>>>

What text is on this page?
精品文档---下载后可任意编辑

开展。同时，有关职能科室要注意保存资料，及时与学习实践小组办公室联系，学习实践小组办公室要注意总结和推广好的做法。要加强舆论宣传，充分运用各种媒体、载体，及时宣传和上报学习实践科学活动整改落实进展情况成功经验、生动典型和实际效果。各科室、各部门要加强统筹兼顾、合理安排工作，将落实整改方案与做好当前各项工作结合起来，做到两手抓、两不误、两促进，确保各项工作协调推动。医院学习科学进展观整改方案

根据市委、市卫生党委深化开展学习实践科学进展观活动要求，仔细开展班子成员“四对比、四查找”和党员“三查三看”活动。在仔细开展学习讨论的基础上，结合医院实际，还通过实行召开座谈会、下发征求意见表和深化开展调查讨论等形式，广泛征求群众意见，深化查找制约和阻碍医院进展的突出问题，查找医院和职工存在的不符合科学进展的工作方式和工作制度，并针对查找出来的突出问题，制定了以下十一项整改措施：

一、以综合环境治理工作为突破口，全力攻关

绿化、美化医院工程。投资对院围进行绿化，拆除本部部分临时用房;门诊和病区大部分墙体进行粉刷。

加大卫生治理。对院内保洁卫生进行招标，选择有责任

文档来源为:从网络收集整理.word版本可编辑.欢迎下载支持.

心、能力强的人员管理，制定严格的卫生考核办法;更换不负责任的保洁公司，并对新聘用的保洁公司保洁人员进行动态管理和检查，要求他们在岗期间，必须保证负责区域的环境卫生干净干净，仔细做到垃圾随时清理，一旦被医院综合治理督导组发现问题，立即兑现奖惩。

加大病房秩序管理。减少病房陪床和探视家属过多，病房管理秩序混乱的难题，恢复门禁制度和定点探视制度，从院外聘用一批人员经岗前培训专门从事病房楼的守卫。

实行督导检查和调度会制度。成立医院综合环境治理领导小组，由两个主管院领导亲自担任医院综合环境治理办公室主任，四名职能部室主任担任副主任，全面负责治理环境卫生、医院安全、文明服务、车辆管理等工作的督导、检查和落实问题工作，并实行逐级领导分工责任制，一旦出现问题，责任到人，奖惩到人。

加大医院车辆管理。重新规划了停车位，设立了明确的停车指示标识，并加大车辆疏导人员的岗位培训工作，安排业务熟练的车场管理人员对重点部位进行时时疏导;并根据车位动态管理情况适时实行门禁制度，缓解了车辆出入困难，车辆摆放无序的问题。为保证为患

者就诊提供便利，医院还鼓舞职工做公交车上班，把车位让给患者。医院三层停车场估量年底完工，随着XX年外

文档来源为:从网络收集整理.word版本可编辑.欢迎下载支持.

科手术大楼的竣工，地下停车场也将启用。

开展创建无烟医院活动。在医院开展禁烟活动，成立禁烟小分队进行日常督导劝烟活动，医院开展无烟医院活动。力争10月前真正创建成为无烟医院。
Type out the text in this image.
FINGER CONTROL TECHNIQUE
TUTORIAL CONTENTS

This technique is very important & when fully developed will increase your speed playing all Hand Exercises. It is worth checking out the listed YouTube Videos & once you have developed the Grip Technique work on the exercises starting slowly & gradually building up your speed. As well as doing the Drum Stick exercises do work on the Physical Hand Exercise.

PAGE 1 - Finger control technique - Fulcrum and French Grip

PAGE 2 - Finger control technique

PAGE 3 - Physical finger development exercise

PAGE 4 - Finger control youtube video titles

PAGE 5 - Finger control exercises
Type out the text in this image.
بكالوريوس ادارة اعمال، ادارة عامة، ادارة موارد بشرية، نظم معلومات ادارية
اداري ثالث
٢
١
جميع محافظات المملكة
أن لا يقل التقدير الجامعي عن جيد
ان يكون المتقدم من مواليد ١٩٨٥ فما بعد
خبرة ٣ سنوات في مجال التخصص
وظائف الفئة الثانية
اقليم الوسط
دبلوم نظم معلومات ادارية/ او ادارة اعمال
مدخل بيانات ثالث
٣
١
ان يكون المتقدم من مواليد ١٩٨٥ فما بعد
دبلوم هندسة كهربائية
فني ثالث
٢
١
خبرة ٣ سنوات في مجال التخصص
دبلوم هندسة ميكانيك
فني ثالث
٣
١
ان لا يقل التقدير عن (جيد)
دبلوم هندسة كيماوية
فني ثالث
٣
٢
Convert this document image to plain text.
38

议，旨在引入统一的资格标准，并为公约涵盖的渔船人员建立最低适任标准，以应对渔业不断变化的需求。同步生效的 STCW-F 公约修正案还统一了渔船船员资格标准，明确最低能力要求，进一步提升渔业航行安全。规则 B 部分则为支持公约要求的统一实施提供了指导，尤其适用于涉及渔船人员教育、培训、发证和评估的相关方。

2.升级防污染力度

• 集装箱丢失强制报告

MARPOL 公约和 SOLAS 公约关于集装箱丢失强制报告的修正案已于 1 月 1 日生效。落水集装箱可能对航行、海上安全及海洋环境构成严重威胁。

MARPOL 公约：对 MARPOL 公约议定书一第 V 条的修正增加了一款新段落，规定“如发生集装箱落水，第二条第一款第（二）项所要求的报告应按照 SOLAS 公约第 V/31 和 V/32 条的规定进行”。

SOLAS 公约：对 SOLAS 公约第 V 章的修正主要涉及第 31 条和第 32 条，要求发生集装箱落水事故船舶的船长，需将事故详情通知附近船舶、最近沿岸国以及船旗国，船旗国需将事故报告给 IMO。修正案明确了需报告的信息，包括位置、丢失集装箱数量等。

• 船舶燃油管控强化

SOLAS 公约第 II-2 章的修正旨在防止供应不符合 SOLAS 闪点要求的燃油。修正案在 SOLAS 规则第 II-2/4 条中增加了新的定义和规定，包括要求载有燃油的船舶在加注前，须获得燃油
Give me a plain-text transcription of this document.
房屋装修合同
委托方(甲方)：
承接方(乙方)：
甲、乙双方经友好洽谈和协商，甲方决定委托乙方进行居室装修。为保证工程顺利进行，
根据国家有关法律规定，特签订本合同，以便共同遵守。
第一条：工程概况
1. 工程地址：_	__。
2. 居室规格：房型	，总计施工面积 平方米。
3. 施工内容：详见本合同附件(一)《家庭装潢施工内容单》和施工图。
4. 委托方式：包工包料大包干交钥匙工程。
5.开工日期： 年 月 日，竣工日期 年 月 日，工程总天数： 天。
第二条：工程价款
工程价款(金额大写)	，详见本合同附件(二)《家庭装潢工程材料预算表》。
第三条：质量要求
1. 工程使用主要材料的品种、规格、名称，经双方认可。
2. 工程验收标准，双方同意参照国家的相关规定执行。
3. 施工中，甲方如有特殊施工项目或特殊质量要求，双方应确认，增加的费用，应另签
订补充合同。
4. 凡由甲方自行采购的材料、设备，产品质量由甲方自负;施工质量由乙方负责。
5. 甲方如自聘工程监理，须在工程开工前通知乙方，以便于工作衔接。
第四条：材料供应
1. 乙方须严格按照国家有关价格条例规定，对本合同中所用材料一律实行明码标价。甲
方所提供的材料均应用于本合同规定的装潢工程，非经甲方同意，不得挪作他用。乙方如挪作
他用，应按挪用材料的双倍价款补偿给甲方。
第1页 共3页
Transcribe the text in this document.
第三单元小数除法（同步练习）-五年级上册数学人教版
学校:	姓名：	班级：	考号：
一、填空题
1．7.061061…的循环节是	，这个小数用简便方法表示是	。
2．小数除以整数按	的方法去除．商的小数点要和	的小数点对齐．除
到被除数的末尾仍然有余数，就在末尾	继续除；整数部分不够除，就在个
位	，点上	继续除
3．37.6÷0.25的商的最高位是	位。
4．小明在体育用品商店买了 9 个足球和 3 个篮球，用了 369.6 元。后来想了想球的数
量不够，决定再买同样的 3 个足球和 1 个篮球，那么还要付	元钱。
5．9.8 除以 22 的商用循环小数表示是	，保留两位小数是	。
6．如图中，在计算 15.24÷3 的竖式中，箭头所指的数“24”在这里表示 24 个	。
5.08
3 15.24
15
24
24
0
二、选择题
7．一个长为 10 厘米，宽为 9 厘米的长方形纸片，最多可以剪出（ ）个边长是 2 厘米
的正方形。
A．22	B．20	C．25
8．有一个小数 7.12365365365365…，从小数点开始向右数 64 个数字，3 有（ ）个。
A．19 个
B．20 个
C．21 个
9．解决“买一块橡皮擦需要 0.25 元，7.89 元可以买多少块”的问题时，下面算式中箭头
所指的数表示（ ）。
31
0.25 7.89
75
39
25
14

<<<

▶ [Instruction]: Only the number is wanted: how many lines of the material contain the word "التقدير"?

▶ [Reply]: 2